=== What the task requires ===
Every entry must be duplicated precisely as written.

=== Supplied records ===
◇ ◇ ◇ ◇ ◇ ◇ ◇
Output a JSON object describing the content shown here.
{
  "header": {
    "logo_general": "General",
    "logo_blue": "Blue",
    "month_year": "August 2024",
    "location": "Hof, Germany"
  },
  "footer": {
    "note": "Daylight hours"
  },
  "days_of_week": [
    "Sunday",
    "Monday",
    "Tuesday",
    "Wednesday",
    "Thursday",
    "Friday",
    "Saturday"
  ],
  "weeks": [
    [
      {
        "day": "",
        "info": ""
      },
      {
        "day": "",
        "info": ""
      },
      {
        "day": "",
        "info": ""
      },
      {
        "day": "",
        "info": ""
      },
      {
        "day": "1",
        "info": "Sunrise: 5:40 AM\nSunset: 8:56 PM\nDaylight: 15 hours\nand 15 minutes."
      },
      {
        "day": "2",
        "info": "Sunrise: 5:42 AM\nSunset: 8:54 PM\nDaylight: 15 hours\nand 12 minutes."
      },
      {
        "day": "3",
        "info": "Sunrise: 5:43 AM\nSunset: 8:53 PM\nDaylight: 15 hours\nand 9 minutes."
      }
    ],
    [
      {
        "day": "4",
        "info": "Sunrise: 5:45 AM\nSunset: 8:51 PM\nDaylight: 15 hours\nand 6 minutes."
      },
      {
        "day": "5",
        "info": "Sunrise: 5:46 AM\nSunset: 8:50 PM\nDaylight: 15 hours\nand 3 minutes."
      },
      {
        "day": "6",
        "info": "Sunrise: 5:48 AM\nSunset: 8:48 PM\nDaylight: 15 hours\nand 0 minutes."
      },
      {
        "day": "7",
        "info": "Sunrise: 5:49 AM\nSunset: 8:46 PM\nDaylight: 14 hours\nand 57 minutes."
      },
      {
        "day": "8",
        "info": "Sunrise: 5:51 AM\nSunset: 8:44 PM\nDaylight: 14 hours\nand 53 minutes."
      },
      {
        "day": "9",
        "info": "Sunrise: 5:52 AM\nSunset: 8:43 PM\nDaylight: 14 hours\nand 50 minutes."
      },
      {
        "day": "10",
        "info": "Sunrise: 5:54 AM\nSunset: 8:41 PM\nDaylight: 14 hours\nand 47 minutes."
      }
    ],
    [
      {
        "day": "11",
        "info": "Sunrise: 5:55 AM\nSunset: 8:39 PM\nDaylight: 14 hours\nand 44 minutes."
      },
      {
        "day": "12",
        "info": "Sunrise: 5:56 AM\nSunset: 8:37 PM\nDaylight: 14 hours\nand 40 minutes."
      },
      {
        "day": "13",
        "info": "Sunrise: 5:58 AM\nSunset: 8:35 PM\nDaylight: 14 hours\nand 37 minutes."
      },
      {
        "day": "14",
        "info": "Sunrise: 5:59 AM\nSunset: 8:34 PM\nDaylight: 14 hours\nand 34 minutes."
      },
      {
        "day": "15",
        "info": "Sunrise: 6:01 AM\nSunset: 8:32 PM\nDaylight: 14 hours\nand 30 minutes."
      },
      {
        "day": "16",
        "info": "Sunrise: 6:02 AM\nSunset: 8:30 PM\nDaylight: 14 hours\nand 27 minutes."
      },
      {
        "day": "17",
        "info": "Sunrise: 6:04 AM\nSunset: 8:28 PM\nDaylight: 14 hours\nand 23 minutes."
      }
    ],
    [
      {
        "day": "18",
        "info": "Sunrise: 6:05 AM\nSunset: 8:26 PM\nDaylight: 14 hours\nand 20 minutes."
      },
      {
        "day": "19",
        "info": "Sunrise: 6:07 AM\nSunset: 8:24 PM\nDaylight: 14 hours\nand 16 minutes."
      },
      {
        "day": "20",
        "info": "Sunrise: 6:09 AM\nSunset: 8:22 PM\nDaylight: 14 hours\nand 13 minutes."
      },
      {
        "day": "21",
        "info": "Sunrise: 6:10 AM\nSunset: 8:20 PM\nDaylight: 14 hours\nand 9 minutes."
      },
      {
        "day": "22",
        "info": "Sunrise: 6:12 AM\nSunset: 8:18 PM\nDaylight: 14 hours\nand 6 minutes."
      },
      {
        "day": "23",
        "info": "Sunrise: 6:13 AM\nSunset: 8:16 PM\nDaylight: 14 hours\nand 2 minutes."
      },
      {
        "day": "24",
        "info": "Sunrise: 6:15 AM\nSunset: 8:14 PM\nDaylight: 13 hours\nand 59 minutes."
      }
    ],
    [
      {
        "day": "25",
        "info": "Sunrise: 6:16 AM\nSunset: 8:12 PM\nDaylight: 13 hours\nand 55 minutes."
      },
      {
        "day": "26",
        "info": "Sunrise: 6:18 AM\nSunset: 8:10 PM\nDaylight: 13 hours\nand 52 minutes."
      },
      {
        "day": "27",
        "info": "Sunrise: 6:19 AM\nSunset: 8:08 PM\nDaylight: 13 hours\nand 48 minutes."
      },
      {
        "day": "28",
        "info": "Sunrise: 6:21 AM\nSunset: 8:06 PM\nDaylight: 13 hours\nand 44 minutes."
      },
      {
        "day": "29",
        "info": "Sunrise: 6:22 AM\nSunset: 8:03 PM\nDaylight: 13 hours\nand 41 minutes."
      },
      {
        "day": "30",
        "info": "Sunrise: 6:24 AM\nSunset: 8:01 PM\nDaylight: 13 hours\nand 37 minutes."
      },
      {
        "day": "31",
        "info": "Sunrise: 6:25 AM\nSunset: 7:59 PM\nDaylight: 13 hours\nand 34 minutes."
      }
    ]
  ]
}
◇ ◇ ◇ ◇ ◇ ◇ ◇
=== Answer to the problem ===
Output a JSON object describing the content shown here.
{
  "header": {
    "logo_general": "General",
    "logo_blue": "Blue",
    "month_year": "August 2024",
    "location": "Hof, Germany"
  },
  "footer": {
    "note": "Daylight hours"
  },
  "days_of_week": [
    "Sunday",
    "Monday",
    "Tuesday",
    "Wednesday",
    "Thursday",
    "Friday",
    "Saturday"
  ],
  "weeks": [
    [
      {
        "day": "",
        "info": ""
      },
      {
        "day": "",
        "info": ""
      },
      {
        "day": "",
        "info": ""
      },
      {
        "day": "",
        "info": ""
      },
      {
        "day": "1",
        "info": "Sunrise: 5:40 AM\nSunset: 8:56 PM\nDaylight: 15 hours\nand 15 minutes."
      },
      {
        "day": "2",
        "info": "Sunrise: 5:42 AM\nSunset: 8:54 PM\nDaylight: 15 hours\nand 12 minutes."
      },
      {
        "day": "3",
        "info": "Sunrise: 5:43 AM\nSunset: 8:53 PM\nDaylight: 15 hours\nand 9 minutes."
      }
    ],
    [
      {
        "day": "4",
        "info": "Sunrise: 5:45 AM\nSunset: 8:51 PM\nDaylight: 15 hours\nand 6 minutes."
      },
      {
        "day": "5",
        "info": "Sunrise: 5:46 AM\nSunset: 8:50 PM\nDaylight: 15 hours\nand 3 minutes."
      },
      {
        "day": "6",
        "info": "Sunrise: 5:48 AM\nSunset: 8:48 PM\nDaylight: 15 hours\nand 0 minutes."
      },
      {
        "day": "7",
        "info": "Sunrise: 5:49 AM\nSunset: 8:46 PM\nDaylight: 14 hours\nand 57 minutes."
      },
      {
        "day": "8",
        "info": "Sunrise: 5:51 AM\nSunset: 8:44 PM\nDaylight: 14 hours\nand 53 minutes."
      },
      {
        "day": "9",
        "info": "Sunrise: 5:52 AM\nSunset: 8:43 PM\nDaylight: 14 hours\nand 50 minutes."
      },
      {
        "day": "10",
        "info": "Sunrise: 5:54 AM\nSunset: 8:41 PM\nDaylight: 14 hours\nand 47 minutes."
      }
    ],
    [
      {
        "day": "11",
        "info": "Sunrise: 5:55 AM\nSunset: 8:39 PM\nDaylight: 14 hours\nand 44 minutes."
      },
      {
        "day": "12",
        "info": "Sunrise: 5:56 AM\nSunset: 8:37 PM\nDaylight: 14 hours\nand 40 minutes."
      },
      {
        "day": "13",
        "info": "Sunrise: 5:58 AM\nSunset: 8:35 PM\nDaylight: 14 hours\nand 37 minutes."
      },
      {
        "day": "14",
        "info": "Sunrise: 5:59 AM\nSunset: 8:34 PM\nDaylight: 14 hours\nand 34 minutes."
      },
      {
        "day": "15",
        "info": "Sunrise: 6:01 AM\nSunset: 8:32 PM\nDaylight: 14 hours\nand 30 minutes."
      },
      {
        "day": "16",
        "info": "Sunrise: 6:02 AM\nSunset: 8:30 PM\nDaylight: 14 hours\nand 27 minutes."
      },
      {
        "day": "17",
        "info": "Sunrise: 6:04 AM\nSunset: 8:28 PM\nDaylight: 14 hours\nand 23 minutes."
      }
    ],
    [
      {
        "day": "18",
        "info": "Sunrise: 6:05 AM\nSunset: 8:26 PM\nDaylight: 14 hours\nand 20 minutes."
      },
      {
        "day": "19",
        "info": "Sunrise: 6:07 AM\nSunset: 8:24 PM\nDaylight: 14 hours\nand 16 minutes."
      },
      {
        "day": "20",
        "info": "Sunrise: 6:09 AM\nSunset: 8:22 PM\nDaylight: 14 hours\nand 13 minutes."
      },
      {
        "day": "21",
        "info": "Sunrise: 6:10 AM\nSunset: 8:20 PM\nDaylight: 14 hours\nand 9 minutes."
      },
      {
        "day": "22",
        "info": "Sunrise: 6:12 AM\nSunset: 8:18 PM\nDaylight: 14 hours\nand 6 minutes."
      },
      {
        "day": "23",
        "info": "Sunrise: 6:13 AM\nSunset: 8:16 PM\nDaylight: 14 hours\nand 2 minutes."
      },
      {
        "day": "24",
        "info": "Sunrise: 6:15 AM\nSunset: 8:14 PM\nDaylight: 13 hours\nand 59 minutes."
      }
    ],
    [
      {
        "day": "25",
        "info": "Sunrise: 6:16 AM\nSunset: 8:12 PM\nDaylight: 13 hours\nand 55 minutes."
      },
      {
        "day": "26",
        "info": "Sunrise: 6:18 AM\nSunset: 8:10 PM\nDaylight: 13 hours\nand 52 minutes."
      },
      {
        "day": "27",
        "info": "Sunrise: 6:19 AM\nSunset: 8:08 PM\nDaylight: 13 hours\nand 48 minutes."
      },
      {
        "day": "28",
        "info": "Sunrise: 6:21 AM\nSunset: 8:06 PM\nDaylight: 13 hours\nand 44 minutes."
      },
      {
        "day": "29",
        "info": "Sunrise: 6:22 AM\nSunset: 8:03 PM\nDaylight: 13 hours\nand 41 minutes."
      },
      {
        "day": "30",
        "info": "Sunrise: 6:24 AM\nSunset: 8:01 PM\nDaylight: 13 hours\nand 37 minutes."
      },
      {
        "day": "31",
        "info": "Sunrise: 6:25 AM\nSunset: 7:59 PM\nDaylight: 13 hours\nand 34 minutes."
      }
    ]
  ]
}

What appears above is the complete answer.